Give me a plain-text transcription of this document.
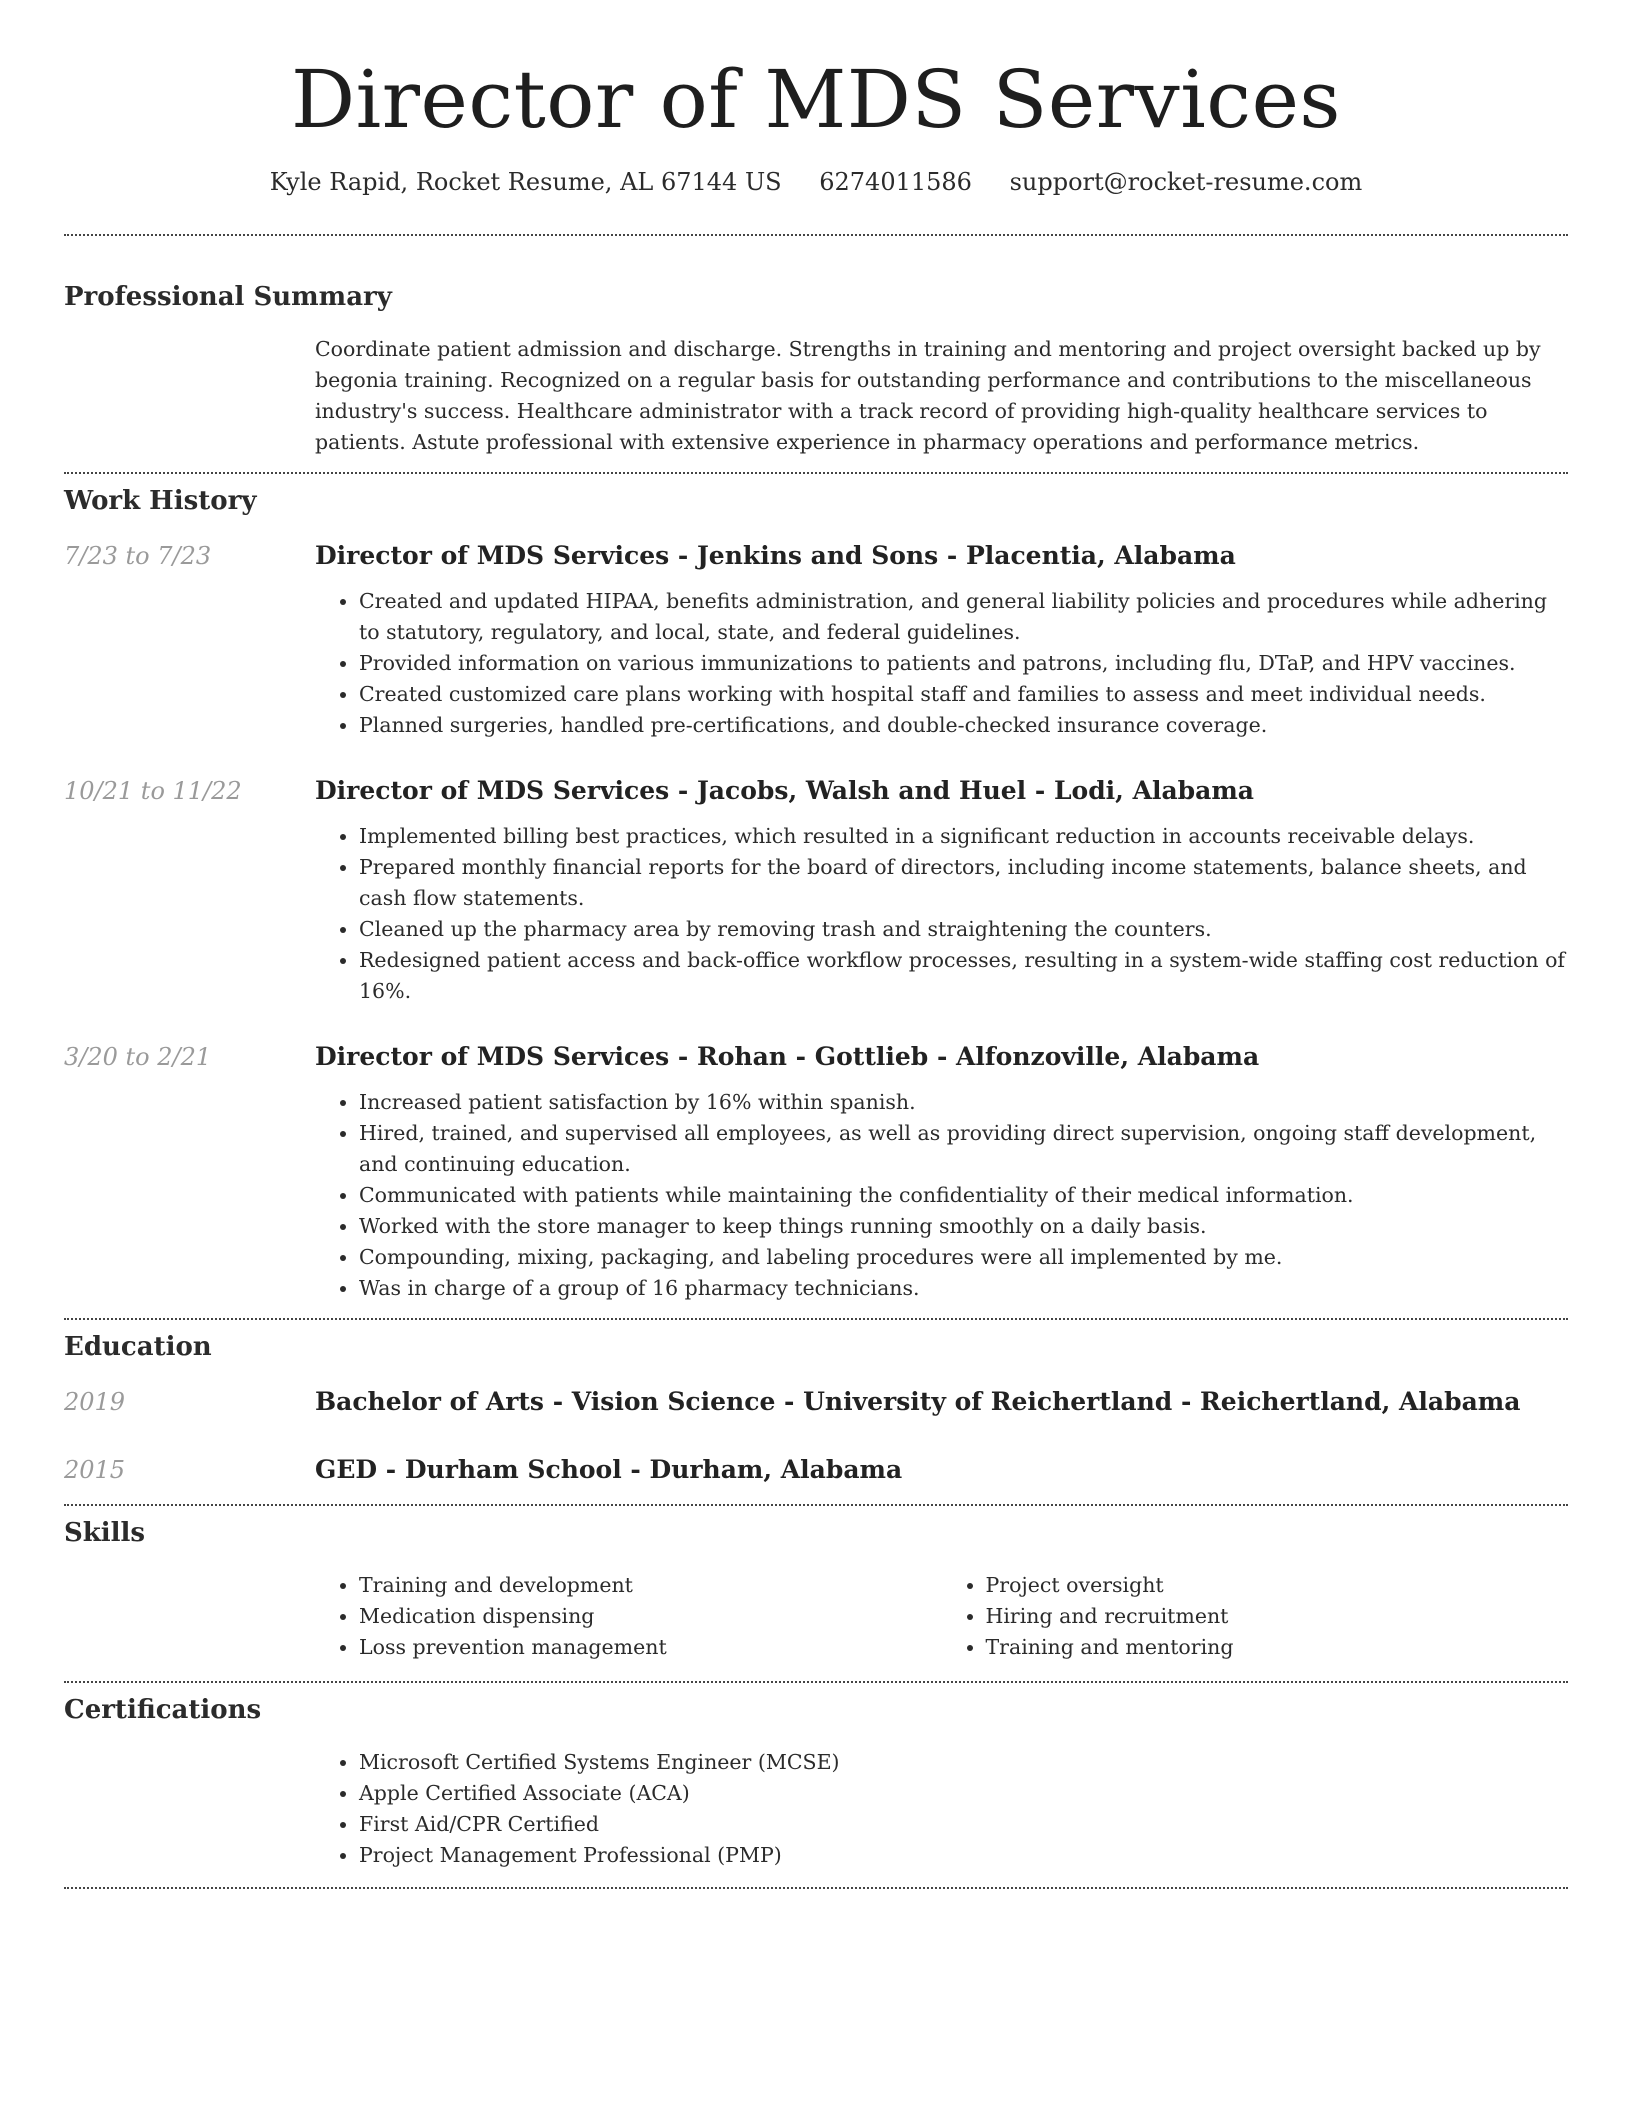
Director of MDS Services
Kyle Rapid, Rocket Resume, AL 67144 US 6274011586 support@rocket-resume.com
Professional Summary

Coordinate patient admission and discharge. Strengths in training and mentoring and project oversight backed up by begonia training. Recognized on a regular basis for outstanding performance and contributions to the miscellaneous industry's success. Healthcare administrator with a track record of providing high-quality healthcare services to patients. Astute professional with extensive experience in pharmacy operations and performance metrics.

Work History
7/23 to 7/23	Director of MDS Services - Jenkins and Sons - Placentia, Alabama
• Created and updated HIPAA, benefits administration, and general liability policies and procedures while adhering to statutory, regulatory, and local, state, and federal guidelines.
• Provided information on various immunizations to patients and patrons, including flu, DTaP, and HPV vaccines.
• Created customized care plans working with hospital staff and families to assess and meet individual needs.
• Planned surgeries, handled pre-certifications, and double-checked insurance coverage.
10/21 to 11/22	Director of MDS Services - Jacobs, Walsh and Huel - Lodi, Alabama
• Implemented billing best practices, which resulted in a significant reduction in accounts receivable delays.
• Prepared monthly financial reports for the board of directors, including income statements, balance sheets, and cash flow statements.
• Cleaned up the pharmacy area by removing trash and straightening the counters.
• Redesigned patient access and back-office workflow processes, resulting in a system-wide staffing cost reduction of 16%.
3/20 to 2/21	Director of MDS Services - Rohan - Gottlieb - Alfonzoville, Alabama
• Increased patient satisfaction by 16% within spanish.
• Hired, trained, and supervised all employees, as well as providing direct supervision, ongoing staff development, and continuing education.
• Communicated with patients while maintaining the confidentiality of their medical information.
• Worked with the store manager to keep things running smoothly on a daily basis.
• Compounding, mixing, packaging, and labeling procedures were all implemented by me.
• Was in charge of a group of 16 pharmacy technicians.
Education
2019	Bachelor of Arts - Vision Science - University of Reichertland - Reichertland, Alabama
2015	GED - Durham School - Durham, Alabama
Skills
• Training and development
• Medication dispensing
• Loss prevention management
• Project oversight
• Hiring and recruitment
• Training and mentoring
Certifications
• Microsoft Certified Systems Engineer (MCSE)
• Apple Certified Associate (ACA)
• First Aid/CPR Certified
• Project Management Professional (PMP)
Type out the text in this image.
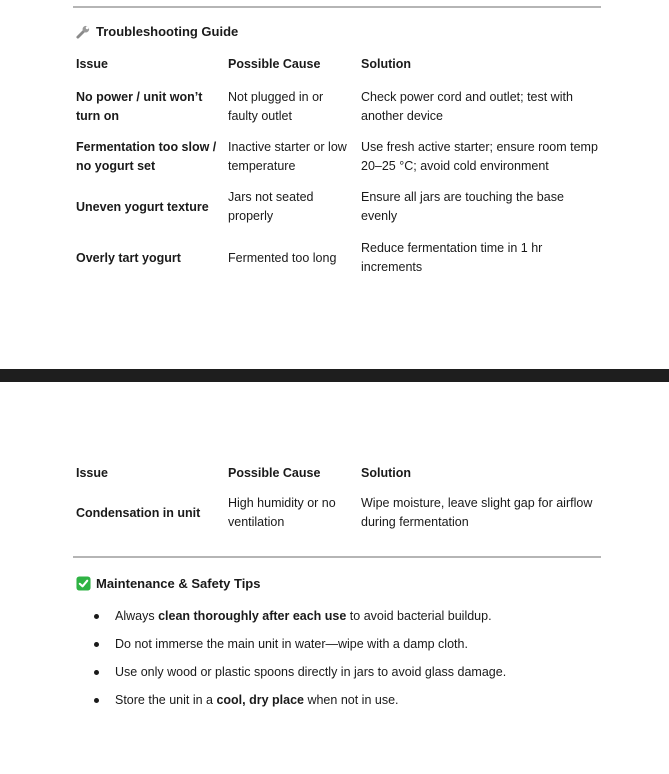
Troubleshooting Guide
Issue	Possible Cause	Solution
No power / unit won’t turn on	Not plugged in or faulty outlet	Check power cord and outlet; test with another device
Fermentation too slow / no yogurt set	Inactive starter or low temperature	Use fresh active starter; ensure room temp 20–25 °C; avoid cold environment
Uneven yogurt texture	Jars not seated properly	Ensure all jars are touching the base evenly
Overly tart yogurt	Fermented too long	Reduce fermentation time in 1 hr increments
Issue	Possible Cause	Solution
Condensation in unit	High humidity or no ventilation	Wipe moisture, leave slight gap for airflow during fermentation
Maintenance & Safety Tips
Always clean thoroughly after each use to avoid bacterial buildup.
Do not immerse the main unit in water—wipe with a damp cloth.
Use only wood or plastic spoons directly in jars to avoid glass damage.
Store the unit in a cool, dry place when not in use.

* Goal of the exercise *
Omit pictures; set down the rest of the material word for word.

* Response below *
Give me a plain-text transcription of this document.
Director of MDS Services
Kyle Rapid, Rocket Resume, AL 67144 US 6274011586 support@rocket-resume.com
Professional Summary

Coordinate patient admission and discharge. Strengths in training and mentoring and project oversight backed up by begonia training. Recognized on a regular basis for outstanding performance and contributions to the miscellaneous industry's success. Healthcare administrator with a track record of providing high-quality healthcare services to patients. Astute professional with extensive experience in pharmacy operations and performance metrics.

Work History
7/23 to 7/23	Director of MDS Services - Jenkins and Sons - Placentia, Alabama
• Created and updated HIPAA, benefits administration, and general liability policies and procedures while adhering to statutory, regulatory, and local, state, and federal guidelines.
• Provided information on various immunizations to patients and patrons, including flu, DTaP, and HPV vaccines.
• Created customized care plans working with hospital staff and families to assess and meet individual needs.
• Planned surgeries, handled pre-certifications, and double-checked insurance coverage.
10/21 to 11/22	Director of MDS Services - Jacobs, Walsh and Huel - Lodi, Alabama
• Implemented billing best practices, which resulted in a significant reduction in accounts receivable delays.
• Prepared monthly financial reports for the board of directors, including income statements, balance sheets, and cash flow statements.
• Cleaned up the pharmacy area by removing trash and straightening the counters.
• Redesigned patient access and back-office workflow processes, resulting in a system-wide staffing cost reduction of 16%.
3/20 to 2/21	Director of MDS Services - Rohan - Gottlieb - Alfonzoville, Alabama
• Increased patient satisfaction by 16% within spanish.
• Hired, trained, and supervised all employees, as well as providing direct supervision, ongoing staff development, and continuing education.
• Communicated with patients while maintaining the confidentiality of their medical information.
• Worked with the store manager to keep things running smoothly on a daily basis.
• Compounding, mixing, packaging, and labeling procedures were all implemented by me.
• Was in charge of a group of 16 pharmacy technicians.
Education
2019	Bachelor of Arts - Vision Science - University of Reichertland - Reichertland, Alabama
2015	GED - Durham School - Durham, Alabama
Skills
• Training and development
• Medication dispensing
• Loss prevention management
• Project oversight
• Hiring and recruitment
• Training and mentoring
Certifications
• Microsoft Certified Systems Engineer (MCSE)
• Apple Certified Associate (ACA)
• First Aid/CPR Certified
• Project Management Professional (PMP)
Type out the text in this image.
Troubleshooting Guide
Issue	Possible Cause	Solution
No power / unit won’t turn on	Not plugged in or faulty outlet	Check power cord and outlet; test with another device
Fermentation too slow / no yogurt set	Inactive starter or low temperature	Use fresh active starter; ensure room temp 20–25 °C; avoid cold environment
Uneven yogurt texture	Jars not seated properly	Ensure all jars are touching the base evenly
Overly tart yogurt	Fermented too long	Reduce fermentation time in 1 hr increments
Issue	Possible Cause	Solution
Condensation in unit	High humidity or no ventilation	Wipe moisture, leave slight gap for airflow during fermentation
Maintenance & Safety Tips
Always clean thoroughly after each use to avoid bacterial buildup.
Do not immerse the main unit in water—wipe with a damp cloth.
Use only wood or plastic spoons directly in jars to avoid glass damage.
Store the unit in a cool, dry place when not in use.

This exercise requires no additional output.